Tally how many lines of these entries hold the string "JSON". Return the number alone.

Source data:
[start]

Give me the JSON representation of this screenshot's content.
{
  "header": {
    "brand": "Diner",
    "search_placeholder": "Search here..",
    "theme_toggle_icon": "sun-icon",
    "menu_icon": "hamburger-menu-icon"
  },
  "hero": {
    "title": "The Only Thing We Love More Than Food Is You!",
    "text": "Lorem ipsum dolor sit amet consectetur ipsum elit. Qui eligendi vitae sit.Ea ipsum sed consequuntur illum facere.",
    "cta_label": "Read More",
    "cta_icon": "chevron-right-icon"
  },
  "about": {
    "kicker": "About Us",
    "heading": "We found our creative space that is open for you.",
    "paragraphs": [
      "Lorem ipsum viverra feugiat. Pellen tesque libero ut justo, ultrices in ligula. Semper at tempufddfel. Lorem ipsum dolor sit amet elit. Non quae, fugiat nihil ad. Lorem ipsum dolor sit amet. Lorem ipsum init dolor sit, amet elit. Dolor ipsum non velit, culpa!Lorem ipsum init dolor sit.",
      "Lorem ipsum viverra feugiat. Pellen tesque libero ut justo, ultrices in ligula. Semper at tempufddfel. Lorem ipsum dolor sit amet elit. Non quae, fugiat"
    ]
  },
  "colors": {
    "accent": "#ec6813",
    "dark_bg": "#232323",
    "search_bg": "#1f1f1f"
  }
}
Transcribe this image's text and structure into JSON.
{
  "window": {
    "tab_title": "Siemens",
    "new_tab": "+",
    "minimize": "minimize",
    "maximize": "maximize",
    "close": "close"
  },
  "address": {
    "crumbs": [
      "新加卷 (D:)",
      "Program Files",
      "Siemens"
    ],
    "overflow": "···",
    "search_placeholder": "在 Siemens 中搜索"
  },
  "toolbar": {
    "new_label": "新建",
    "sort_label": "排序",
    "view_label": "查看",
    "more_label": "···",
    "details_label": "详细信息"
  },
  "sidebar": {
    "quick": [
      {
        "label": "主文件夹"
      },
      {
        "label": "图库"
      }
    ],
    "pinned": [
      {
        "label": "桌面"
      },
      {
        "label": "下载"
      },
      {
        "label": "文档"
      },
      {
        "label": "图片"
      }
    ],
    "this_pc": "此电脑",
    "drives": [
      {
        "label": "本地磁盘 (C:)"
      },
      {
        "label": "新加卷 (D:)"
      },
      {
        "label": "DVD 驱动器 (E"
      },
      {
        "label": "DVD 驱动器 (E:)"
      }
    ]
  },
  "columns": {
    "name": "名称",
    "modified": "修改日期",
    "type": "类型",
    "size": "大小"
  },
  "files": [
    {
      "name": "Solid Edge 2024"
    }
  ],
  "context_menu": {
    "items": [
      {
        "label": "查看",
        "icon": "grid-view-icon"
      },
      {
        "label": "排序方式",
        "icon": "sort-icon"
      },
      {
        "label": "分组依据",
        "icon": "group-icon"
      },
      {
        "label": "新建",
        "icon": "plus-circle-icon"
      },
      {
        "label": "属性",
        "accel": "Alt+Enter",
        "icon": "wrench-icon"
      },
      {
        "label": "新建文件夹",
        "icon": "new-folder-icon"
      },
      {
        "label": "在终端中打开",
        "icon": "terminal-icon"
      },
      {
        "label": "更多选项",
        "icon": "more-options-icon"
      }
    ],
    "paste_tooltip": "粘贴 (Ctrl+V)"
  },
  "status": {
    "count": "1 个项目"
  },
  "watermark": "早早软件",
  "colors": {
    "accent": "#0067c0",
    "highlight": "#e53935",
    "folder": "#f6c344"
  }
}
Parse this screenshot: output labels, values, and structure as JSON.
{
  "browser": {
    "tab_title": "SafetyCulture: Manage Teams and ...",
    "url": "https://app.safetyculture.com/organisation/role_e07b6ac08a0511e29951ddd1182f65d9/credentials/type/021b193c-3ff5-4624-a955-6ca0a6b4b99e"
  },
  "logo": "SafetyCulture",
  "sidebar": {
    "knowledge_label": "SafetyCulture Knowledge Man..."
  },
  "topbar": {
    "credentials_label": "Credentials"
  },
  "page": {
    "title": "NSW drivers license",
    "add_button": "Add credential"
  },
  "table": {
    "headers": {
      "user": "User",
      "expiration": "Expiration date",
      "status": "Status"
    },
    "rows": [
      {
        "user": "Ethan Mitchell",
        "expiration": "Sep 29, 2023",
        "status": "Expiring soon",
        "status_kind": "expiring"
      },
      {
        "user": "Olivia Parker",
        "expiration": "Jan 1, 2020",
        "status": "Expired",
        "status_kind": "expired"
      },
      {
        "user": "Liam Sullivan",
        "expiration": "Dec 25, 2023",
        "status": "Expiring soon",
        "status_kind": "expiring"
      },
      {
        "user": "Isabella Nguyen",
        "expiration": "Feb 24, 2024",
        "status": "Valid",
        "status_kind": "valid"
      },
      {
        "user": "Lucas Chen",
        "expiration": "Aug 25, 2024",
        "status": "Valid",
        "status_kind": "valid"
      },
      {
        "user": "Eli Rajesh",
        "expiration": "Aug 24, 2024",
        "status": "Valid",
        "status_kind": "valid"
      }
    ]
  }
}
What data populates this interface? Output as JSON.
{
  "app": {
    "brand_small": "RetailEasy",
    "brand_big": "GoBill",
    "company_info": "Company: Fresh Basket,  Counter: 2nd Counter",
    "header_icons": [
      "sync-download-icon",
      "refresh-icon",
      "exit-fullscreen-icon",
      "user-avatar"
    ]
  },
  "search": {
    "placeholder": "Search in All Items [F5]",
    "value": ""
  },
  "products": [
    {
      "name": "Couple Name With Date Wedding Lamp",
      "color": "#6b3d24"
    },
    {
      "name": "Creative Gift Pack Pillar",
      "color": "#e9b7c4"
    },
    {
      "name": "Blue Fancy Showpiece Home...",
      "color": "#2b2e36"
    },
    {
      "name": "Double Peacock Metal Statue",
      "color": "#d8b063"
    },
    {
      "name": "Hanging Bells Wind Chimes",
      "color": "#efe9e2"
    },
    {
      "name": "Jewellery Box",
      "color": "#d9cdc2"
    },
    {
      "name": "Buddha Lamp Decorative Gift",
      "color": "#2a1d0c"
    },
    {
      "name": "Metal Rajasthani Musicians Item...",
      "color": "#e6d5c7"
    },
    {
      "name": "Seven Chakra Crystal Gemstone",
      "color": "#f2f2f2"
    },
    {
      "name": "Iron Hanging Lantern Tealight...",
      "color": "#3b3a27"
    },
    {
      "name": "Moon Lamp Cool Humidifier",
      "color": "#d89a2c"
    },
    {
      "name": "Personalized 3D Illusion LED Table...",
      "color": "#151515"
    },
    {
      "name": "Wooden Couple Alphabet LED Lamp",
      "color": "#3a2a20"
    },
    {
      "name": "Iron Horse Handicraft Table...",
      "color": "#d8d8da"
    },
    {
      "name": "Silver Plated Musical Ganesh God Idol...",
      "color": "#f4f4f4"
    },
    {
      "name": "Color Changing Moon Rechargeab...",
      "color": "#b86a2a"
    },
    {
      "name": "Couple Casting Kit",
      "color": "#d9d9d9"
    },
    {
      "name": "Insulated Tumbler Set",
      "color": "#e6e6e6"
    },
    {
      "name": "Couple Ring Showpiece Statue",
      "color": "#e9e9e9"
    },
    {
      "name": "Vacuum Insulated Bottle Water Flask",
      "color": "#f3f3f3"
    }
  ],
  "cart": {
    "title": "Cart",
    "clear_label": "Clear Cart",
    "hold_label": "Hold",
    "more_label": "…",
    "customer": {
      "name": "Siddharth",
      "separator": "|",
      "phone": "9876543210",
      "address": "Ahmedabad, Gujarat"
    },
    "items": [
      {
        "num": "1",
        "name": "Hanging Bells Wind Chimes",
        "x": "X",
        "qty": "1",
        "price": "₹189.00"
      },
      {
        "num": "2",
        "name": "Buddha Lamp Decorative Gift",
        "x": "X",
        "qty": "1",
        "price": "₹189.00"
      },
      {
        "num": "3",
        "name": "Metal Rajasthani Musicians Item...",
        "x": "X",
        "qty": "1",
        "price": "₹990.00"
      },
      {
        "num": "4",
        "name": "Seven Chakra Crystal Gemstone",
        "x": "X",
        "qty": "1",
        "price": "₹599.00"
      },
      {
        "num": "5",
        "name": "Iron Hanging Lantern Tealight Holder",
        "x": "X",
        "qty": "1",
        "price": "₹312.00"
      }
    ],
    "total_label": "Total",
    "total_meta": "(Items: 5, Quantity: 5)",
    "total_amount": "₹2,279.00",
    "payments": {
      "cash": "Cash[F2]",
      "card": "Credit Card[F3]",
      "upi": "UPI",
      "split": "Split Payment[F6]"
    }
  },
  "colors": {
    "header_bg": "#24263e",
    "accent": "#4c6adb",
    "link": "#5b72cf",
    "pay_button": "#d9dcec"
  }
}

[end]

- _SOLUTION TO THIS PROBLEM_:
4